**Items:**
┌──

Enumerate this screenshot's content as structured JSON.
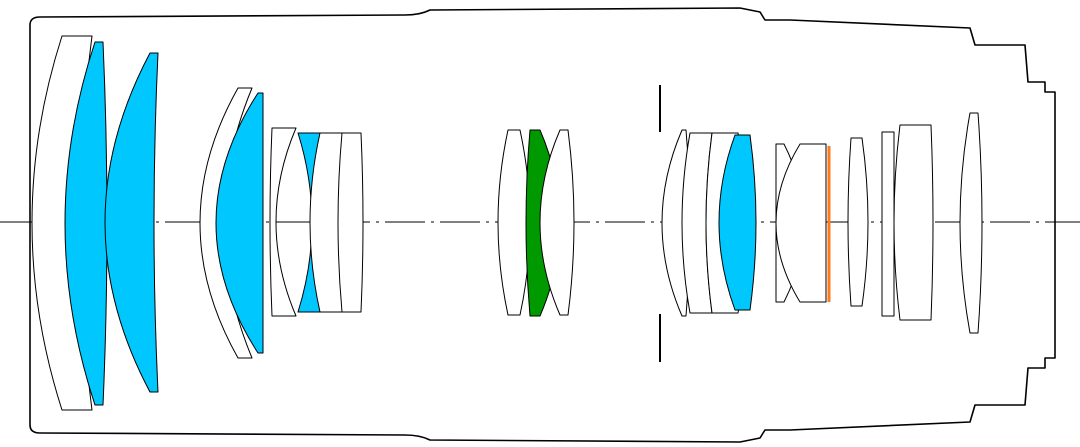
{
  "diagram": {
    "type": "lens-optical-cross-section",
    "colors": {
      "standard_glass": "#ffffff",
      "low_dispersion_glass": "#00c8ff",
      "special_element": "#009a00",
      "highlight_line": "#ff7a1a",
      "outline": "#000000"
    }
  }
}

└──

Every line of the material is to be quoted exactly, with no pictures carried over.

**Solution:**
Enumerate this screenshot's content as structured JSON.
{
  "diagram": {
    "type": "lens-optical-cross-section",
    "colors": {
      "standard_glass": "#ffffff",
      "low_dispersion_glass": "#00c8ff",
      "special_element": "#009a00",
      "highlight_line": "#ff7a1a",
      "outline": "#000000"
    }
  }
}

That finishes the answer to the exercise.